## Excerpt provided
******

Statistics and Its Interface

Volume 16 (2023)

Number 4

Estimating individualized treatment rules for multicategory type 2 diabetes treatments using electronic health records

Pages: 505 – 515



Jitong Lou (University of North Carolina, Chapel Hill, N.C., U.S.A.)

Yuanjia Wang (Columbia University, New York, N.Y., U.S.A.)

Lang Li (Ohio State University, Columbia, Oh., U.S.A.)

Donglin Zeng (University of North Carolina, Chapel Hill, N.C., U.S.A.)


In this article, we propose a general framework to learn optimal treatment rules for type 2 diabetes (T2D) patients using electronic health records (EHRs). We first propose a joint modeling approach to characterize patient’s pretreatment conditions using longitudinal markers from EHRs. The estimation accounts for informative measurement times using inverse-intensity weighting methods. The predicted latent processes in the joint model are used to divide patients into a finite of subgroups and, within each group, patients share similar health profiles in EHRs. Within each patient group, we estimate optimal individualized treatment rules by extending a matched learning method to handle multicategory treatments using a one-versus-one approach. Each matched learning for two treatments is implemented by a weighted support vector machine with matched pairs of patients. We apply our method to estimate optimal treatment rules for T2D patients in a large sample of EHRs from the Ohio State University Wexner Medical Center. We demonstrate the utility of our method to select the optimal treatments from four classes of drugs and achieve a better control of glycated hemoglobin than any one-size-fits-all rules.


electronic health records, individualized treatment rules, latent process, machine learning, multicategory treatments, type 2 diabetes

This research work was supported by the National Institutes of Health grants GM124104, NS073671, and MH117458.

Received 10 February 2021

Accepted 4 May 2022

Published 14 April 2023

******

## Assigned task A
Could you rewrite the part of the diabetes treatment article starting at "Estimating individualized treatment" and ending at "Lou (University of North Carolina, Chapel Hill, N.C., U.S.A.)", changing "multicategory" to "multiclass"?
## Assigned task B
In the diabetes treatment article, which medical center provided the electronic health records?

******

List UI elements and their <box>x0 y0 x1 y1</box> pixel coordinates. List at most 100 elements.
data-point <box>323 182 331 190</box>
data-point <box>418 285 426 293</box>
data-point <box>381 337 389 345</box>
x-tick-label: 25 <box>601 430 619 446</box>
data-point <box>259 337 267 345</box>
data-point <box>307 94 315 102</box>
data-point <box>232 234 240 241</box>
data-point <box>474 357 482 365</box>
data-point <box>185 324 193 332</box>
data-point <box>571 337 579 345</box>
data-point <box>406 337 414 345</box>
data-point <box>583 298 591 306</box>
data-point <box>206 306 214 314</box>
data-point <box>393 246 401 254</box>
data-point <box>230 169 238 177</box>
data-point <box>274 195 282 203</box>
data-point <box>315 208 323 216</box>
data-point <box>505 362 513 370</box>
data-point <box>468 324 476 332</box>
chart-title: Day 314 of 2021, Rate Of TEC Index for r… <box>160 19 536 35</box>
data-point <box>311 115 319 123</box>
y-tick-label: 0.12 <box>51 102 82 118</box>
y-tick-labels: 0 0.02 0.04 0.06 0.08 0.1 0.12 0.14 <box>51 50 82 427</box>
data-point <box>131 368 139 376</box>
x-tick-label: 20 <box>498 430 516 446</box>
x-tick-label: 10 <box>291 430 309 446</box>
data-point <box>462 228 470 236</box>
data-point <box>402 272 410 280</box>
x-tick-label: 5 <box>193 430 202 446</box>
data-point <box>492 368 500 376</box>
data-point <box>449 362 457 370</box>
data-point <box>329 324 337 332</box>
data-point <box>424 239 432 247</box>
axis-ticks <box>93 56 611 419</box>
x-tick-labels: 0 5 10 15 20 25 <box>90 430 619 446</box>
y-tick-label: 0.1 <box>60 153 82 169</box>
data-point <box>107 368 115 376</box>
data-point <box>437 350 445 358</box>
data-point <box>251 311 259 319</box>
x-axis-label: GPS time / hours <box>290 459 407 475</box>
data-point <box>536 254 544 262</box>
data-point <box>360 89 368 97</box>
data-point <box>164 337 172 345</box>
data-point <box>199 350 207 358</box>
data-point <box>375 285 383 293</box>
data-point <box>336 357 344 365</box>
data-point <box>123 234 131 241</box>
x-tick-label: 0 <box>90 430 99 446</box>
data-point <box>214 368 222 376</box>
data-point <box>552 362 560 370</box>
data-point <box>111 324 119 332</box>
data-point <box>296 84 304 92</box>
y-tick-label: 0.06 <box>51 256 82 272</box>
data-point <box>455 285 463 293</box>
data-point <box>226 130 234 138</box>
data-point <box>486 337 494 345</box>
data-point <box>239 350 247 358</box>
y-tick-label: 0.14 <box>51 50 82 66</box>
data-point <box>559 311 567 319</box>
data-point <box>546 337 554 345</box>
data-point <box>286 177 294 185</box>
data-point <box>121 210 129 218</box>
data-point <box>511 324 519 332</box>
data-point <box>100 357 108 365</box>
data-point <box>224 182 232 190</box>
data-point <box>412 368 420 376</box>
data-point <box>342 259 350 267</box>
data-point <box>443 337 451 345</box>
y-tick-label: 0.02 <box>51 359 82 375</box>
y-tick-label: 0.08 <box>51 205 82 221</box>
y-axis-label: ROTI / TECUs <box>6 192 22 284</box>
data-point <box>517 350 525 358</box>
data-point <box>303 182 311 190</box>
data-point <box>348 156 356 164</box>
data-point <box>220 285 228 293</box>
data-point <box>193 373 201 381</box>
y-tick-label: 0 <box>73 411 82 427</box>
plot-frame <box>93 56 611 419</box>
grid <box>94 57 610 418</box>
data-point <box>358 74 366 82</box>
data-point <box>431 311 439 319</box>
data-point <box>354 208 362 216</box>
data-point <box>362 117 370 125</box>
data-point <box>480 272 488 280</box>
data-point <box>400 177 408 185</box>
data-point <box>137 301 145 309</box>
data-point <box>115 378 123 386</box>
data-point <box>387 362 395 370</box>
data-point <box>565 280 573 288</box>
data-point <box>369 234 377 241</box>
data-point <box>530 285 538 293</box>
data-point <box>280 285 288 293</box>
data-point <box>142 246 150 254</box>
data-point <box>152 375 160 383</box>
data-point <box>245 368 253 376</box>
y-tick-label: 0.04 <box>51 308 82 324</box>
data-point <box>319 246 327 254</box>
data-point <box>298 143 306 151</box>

******

## Answer space A
Estimating individualized treatment rules for multiclass type 2 diabetes treatments using electronic health records

Pages: 505 – 515



Jitong Lou (University of North Carolina, Chapel Hill, N.C., U.S.A.)

## Answer space B
The Ohio State University Wexner Medical Center.